> _Task inputs_
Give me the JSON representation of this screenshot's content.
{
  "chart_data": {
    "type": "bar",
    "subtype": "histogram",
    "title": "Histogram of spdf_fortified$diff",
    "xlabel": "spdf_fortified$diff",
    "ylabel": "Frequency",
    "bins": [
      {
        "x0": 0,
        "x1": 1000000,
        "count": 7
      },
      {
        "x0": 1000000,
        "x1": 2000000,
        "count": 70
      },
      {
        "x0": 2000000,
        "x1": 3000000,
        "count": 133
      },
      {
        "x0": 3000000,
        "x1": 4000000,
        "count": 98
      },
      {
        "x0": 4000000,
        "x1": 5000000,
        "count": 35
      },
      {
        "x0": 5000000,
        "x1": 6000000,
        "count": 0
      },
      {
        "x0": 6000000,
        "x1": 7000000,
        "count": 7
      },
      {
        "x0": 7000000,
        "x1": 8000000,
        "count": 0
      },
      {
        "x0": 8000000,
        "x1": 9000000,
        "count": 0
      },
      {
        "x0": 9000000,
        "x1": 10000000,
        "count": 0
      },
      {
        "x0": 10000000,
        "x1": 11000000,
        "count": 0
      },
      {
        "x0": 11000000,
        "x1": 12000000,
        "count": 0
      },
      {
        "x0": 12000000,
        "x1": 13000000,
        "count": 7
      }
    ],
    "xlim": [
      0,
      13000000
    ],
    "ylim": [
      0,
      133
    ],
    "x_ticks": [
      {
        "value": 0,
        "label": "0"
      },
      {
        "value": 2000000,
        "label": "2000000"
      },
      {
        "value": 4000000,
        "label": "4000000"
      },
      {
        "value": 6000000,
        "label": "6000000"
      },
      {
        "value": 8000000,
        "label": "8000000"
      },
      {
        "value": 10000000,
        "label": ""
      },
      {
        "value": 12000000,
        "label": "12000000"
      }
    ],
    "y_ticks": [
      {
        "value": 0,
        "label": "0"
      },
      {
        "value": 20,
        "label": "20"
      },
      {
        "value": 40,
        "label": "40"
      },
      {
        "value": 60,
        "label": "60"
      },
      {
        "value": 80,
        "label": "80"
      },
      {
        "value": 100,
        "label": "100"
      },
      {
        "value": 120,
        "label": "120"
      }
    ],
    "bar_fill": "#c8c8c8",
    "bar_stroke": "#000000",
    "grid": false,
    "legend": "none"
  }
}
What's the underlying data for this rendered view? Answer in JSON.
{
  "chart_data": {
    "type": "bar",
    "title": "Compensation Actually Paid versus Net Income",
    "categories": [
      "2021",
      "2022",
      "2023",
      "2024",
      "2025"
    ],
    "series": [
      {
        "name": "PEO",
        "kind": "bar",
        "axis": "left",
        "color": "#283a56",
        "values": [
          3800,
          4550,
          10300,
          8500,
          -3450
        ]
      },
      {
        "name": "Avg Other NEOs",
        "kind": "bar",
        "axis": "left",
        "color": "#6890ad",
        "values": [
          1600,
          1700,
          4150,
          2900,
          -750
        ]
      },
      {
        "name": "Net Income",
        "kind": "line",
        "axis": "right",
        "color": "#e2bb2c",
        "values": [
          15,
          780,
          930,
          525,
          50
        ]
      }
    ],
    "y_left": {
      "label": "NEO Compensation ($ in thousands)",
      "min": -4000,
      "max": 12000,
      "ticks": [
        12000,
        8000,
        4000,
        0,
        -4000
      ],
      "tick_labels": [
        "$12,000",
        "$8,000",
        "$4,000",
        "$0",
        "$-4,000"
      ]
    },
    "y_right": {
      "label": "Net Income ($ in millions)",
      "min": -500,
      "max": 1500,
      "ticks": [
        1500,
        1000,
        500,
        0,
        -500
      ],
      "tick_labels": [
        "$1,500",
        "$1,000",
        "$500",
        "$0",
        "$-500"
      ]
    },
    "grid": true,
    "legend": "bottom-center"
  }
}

> _Stated task_
Out of the preceding entries, pull every line containing the string "Compensation".

> _Full output_
    "title": "Compensation Actually Paid versus Net Income",
      "label": "NEO Compensation ($ in thousands)",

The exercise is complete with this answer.